→ Exercise aim:
Repeat each entry exactly and drop the pictures.

→ Records provided:
----------------
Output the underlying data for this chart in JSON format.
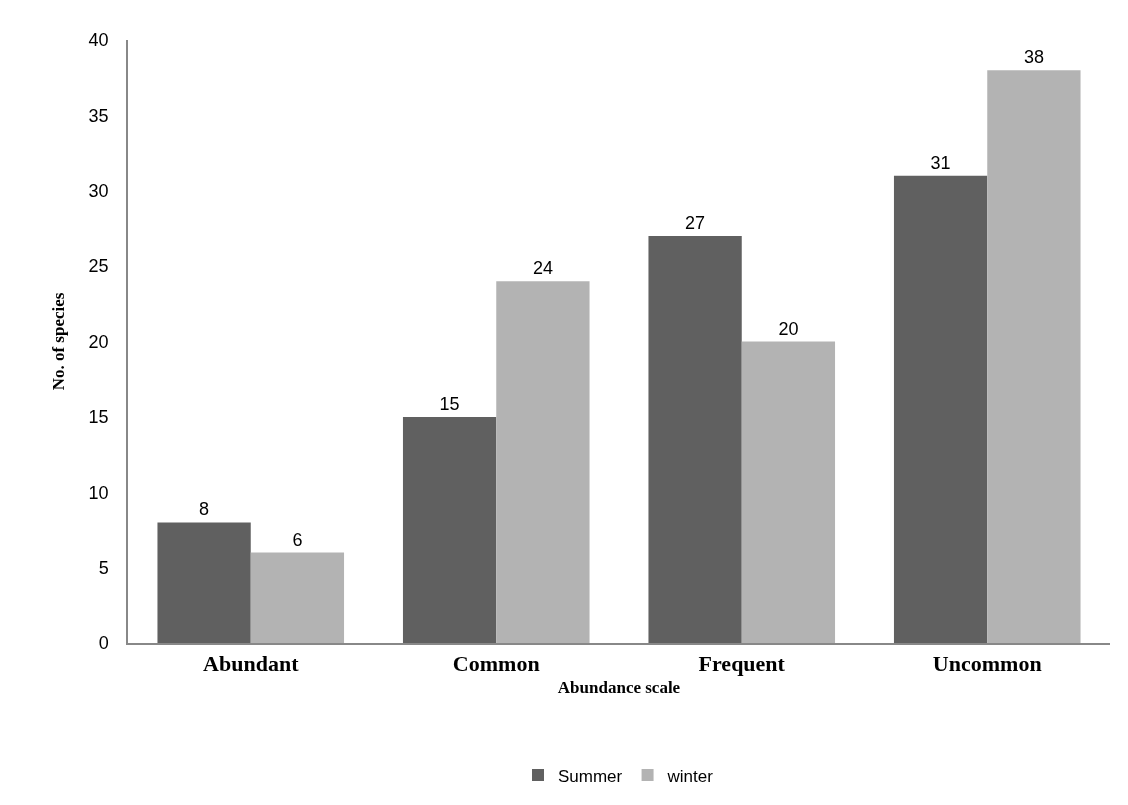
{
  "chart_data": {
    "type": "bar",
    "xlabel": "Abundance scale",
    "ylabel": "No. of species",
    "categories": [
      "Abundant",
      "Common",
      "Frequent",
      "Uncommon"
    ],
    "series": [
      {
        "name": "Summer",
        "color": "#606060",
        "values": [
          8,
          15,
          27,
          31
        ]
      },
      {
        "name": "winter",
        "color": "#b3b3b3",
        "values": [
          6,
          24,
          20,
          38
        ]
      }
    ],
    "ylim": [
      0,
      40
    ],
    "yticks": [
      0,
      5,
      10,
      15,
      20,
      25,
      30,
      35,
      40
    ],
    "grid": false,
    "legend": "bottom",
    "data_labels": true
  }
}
----------------
→ Response to the exercise:
Output the underlying data for this chart in JSON format.
{
  "chart_data": {
    "type": "bar",
    "xlabel": "Abundance scale",
    "ylabel": "No. of species",
    "categories": [
      "Abundant",
      "Common",
      "Frequent",
      "Uncommon"
    ],
    "series": [
      {
        "name": "Summer",
        "color": "#606060",
        "values": [
          8,
          15,
          27,
          31
        ]
      },
      {
        "name": "winter",
        "color": "#b3b3b3",
        "values": [
          6,
          24,
          20,
          38
        ]
      }
    ],
    "ylim": [
      0,
      40
    ],
    "yticks": [
      0,
      5,
      10,
      15,
      20,
      25,
      30,
      35,
      40
    ],
    "grid": false,
    "legend": "bottom",
    "data_labels": true
  }
}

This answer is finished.